Rows from a dataset –
▽

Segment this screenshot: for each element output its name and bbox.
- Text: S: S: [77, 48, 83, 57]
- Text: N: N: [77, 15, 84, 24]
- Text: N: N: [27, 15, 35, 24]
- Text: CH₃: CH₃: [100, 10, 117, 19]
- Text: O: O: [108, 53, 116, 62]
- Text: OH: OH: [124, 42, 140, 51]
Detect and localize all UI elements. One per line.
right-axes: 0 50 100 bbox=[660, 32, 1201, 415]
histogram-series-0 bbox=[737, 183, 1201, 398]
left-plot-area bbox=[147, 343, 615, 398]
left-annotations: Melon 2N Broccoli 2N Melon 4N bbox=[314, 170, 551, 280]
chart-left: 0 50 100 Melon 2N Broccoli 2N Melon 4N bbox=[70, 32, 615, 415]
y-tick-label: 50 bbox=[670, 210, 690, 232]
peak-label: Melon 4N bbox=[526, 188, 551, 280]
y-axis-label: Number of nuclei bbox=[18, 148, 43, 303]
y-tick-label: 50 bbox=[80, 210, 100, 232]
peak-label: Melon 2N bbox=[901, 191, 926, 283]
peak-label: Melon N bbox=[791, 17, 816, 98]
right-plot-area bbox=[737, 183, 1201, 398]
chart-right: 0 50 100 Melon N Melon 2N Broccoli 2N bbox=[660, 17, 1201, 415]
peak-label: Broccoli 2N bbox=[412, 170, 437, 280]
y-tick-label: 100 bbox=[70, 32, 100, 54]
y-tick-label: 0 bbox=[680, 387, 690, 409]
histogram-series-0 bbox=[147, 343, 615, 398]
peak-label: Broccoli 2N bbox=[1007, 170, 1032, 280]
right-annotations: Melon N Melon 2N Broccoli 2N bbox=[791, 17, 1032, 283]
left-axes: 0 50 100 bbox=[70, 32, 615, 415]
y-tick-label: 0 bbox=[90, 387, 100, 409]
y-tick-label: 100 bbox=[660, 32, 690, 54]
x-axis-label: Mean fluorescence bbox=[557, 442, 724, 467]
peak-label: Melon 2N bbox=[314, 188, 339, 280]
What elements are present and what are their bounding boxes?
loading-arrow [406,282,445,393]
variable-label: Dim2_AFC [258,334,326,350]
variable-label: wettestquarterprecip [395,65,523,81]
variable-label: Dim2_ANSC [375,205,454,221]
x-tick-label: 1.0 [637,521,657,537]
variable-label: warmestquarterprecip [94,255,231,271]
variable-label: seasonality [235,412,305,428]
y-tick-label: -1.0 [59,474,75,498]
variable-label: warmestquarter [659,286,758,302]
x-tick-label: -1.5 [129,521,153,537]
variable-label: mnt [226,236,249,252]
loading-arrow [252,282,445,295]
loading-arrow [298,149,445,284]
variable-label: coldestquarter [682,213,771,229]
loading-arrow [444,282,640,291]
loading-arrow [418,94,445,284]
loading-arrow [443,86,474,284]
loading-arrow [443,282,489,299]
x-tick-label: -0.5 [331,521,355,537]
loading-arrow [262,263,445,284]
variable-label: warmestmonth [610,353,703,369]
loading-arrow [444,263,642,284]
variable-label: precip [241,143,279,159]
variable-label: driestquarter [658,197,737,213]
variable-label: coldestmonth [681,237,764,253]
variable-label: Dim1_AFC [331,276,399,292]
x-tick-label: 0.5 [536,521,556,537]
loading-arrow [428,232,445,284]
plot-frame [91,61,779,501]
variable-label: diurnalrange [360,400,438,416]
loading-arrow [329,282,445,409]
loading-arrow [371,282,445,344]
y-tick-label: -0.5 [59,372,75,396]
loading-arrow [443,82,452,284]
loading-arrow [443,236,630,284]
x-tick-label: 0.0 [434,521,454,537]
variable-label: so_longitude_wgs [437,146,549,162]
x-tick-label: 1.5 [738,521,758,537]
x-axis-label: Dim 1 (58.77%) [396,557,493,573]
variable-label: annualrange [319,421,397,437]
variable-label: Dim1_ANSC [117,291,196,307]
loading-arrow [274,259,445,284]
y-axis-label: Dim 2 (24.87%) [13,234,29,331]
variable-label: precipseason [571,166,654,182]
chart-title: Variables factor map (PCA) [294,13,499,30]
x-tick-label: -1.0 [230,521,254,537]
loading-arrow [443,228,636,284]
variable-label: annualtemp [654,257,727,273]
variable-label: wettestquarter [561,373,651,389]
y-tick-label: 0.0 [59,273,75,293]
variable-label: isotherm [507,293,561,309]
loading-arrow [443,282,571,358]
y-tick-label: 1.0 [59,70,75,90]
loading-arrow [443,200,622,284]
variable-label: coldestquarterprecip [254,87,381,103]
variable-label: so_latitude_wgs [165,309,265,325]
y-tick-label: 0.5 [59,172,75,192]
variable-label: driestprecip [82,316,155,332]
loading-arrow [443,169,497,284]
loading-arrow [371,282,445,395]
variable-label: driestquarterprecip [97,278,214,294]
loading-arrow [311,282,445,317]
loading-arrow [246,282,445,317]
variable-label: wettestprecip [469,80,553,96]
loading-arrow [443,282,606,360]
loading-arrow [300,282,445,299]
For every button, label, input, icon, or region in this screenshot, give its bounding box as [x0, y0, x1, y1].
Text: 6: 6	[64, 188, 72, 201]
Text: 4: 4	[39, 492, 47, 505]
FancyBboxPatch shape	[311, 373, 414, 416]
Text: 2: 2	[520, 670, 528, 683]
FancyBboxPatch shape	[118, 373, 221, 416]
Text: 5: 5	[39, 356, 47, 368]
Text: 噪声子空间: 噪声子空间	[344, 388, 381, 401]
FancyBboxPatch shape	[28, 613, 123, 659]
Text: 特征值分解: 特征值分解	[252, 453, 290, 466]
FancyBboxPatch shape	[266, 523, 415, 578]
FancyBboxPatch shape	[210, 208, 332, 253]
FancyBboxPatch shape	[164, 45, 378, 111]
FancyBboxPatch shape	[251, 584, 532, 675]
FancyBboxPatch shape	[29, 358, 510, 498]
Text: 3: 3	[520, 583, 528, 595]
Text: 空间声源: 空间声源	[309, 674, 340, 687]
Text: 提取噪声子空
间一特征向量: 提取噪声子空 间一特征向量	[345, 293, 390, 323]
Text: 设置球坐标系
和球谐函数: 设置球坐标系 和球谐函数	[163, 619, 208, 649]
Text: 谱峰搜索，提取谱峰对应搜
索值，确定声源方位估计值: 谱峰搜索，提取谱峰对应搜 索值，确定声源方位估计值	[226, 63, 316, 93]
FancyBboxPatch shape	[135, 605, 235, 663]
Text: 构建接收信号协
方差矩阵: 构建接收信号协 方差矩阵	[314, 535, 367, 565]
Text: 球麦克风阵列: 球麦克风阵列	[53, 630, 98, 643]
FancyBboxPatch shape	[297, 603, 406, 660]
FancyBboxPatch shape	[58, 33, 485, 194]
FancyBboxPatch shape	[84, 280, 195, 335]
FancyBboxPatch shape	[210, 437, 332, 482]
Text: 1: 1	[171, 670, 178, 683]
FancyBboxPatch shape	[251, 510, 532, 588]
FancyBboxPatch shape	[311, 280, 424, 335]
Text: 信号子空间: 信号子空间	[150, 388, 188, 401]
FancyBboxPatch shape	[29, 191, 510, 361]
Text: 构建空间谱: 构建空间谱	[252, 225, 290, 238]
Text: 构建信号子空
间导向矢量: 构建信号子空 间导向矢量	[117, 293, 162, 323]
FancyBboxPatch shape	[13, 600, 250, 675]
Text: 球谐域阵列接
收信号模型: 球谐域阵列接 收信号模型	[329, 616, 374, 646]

△

Prompt –
Rewrite the rows from the start through the line holding "peak-label: Broccoli 2N bbox=[412, 170, 437, 280]", inclusive, renaming "peak-label" to "peak-marker" wherever it appears and leaving everything else unchanged.

Written solution –
Segment this screenshot: for each element output its name and bbox.
- Text: S: S: [77, 48, 83, 57]
- Text: N: N: [77, 15, 84, 24]
- Text: N: N: [27, 15, 35, 24]
- Text: CH₃: CH₃: [100, 10, 117, 19]
- Text: O: O: [108, 53, 116, 62]
- Text: OH: OH: [124, 42, 140, 51]
Detect and localize all UI elements. One per line.
right-axes: 0 50 100 bbox=[660, 32, 1201, 415]
histogram-series-0 bbox=[737, 183, 1201, 398]
left-plot-area bbox=[147, 343, 615, 398]
left-annotations: Melon 2N Broccoli 2N Melon 4N bbox=[314, 170, 551, 280]
chart-left: 0 50 100 Melon 2N Broccoli 2N Melon 4N bbox=[70, 32, 615, 415]
y-tick-label: 50 bbox=[670, 210, 690, 232]
peak-marker: Melon 4N bbox=[526, 188, 551, 280]
y-axis-label: Number of nuclei bbox=[18, 148, 43, 303]
y-tick-label: 50 bbox=[80, 210, 100, 232]
peak-marker: Melon 2N bbox=[901, 191, 926, 283]
peak-marker: Melon N bbox=[791, 17, 816, 98]
right-plot-area bbox=[737, 183, 1201, 398]
chart-right: 0 50 100 Melon N Melon 2N Broccoli 2N bbox=[660, 17, 1201, 415]
peak-marker: Broccoli 2N bbox=[412, 170, 437, 280]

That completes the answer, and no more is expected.